(Data records)
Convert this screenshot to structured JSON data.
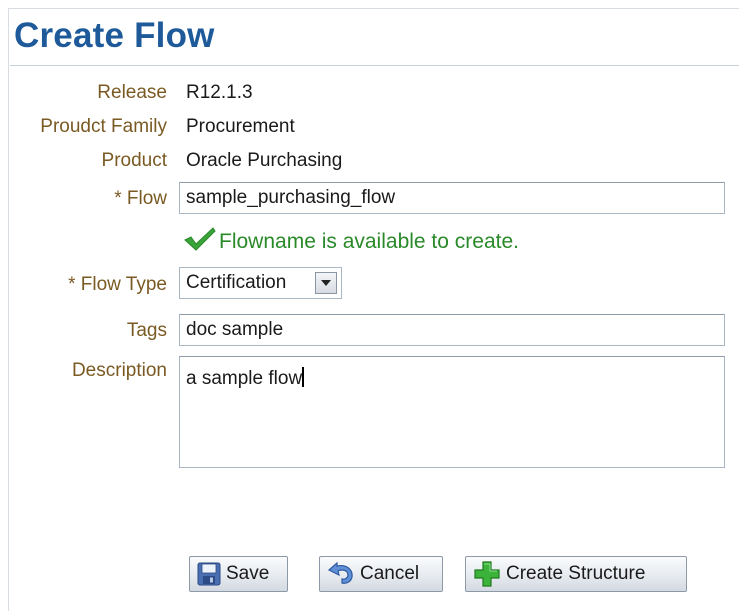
{
  "page": {
    "title": "Create Flow"
  },
  "form": {
    "release": {
      "label": "Release",
      "value": "R12.1.3"
    },
    "product_family": {
      "label": "Proudct Family",
      "value": "Procurement"
    },
    "product": {
      "label": "Product",
      "value": "Oracle Purchasing"
    },
    "flow": {
      "required_mark": "*",
      "label": "Flow",
      "value": "sample_purchasing_flow"
    },
    "availability_message": "Flowname is available to create.",
    "flow_type": {
      "required_mark": "*",
      "label": "Flow Type",
      "value": "Certification"
    },
    "tags": {
      "label": "Tags",
      "value": "doc sample"
    },
    "description": {
      "label": "Description",
      "value": "a sample flow"
    }
  },
  "buttons": {
    "save": {
      "label": "Save",
      "icon": "floppy-disk-icon"
    },
    "cancel": {
      "label": "Cancel",
      "icon": "undo-icon"
    },
    "create_structure": {
      "label": "Create Structure",
      "icon": "green-plus-icon"
    }
  },
  "colors": {
    "title": "#1e5a9a",
    "label": "#7a5a23",
    "success": "#2a8a2a"
  }
}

■ WORK TO BE COMPLETED: Transcribe all the lines above exactly, apart from the pictures.

■ COMPLETED TASK:
Convert this screenshot to structured JSON data.
{
  "page": {
    "title": "Create Flow"
  },
  "form": {
    "release": {
      "label": "Release",
      "value": "R12.1.3"
    },
    "product_family": {
      "label": "Proudct Family",
      "value": "Procurement"
    },
    "product": {
      "label": "Product",
      "value": "Oracle Purchasing"
    },
    "flow": {
      "required_mark": "*",
      "label": "Flow",
      "value": "sample_purchasing_flow"
    },
    "availability_message": "Flowname is available to create.",
    "flow_type": {
      "required_mark": "*",
      "label": "Flow Type",
      "value": "Certification"
    },
    "tags": {
      "label": "Tags",
      "value": "doc sample"
    },
    "description": {
      "label": "Description",
      "value": "a sample flow"
    }
  },
  "buttons": {
    "save": {
      "label": "Save",
      "icon": "floppy-disk-icon"
    },
    "cancel": {
      "label": "Cancel",
      "icon": "undo-icon"
    },
    "create_structure": {
      "label": "Create Structure",
      "icon": "green-plus-icon"
    }
  },
  "colors": {
    "title": "#1e5a9a",
    "label": "#7a5a23",
    "success": "#2a8a2a"
  }
}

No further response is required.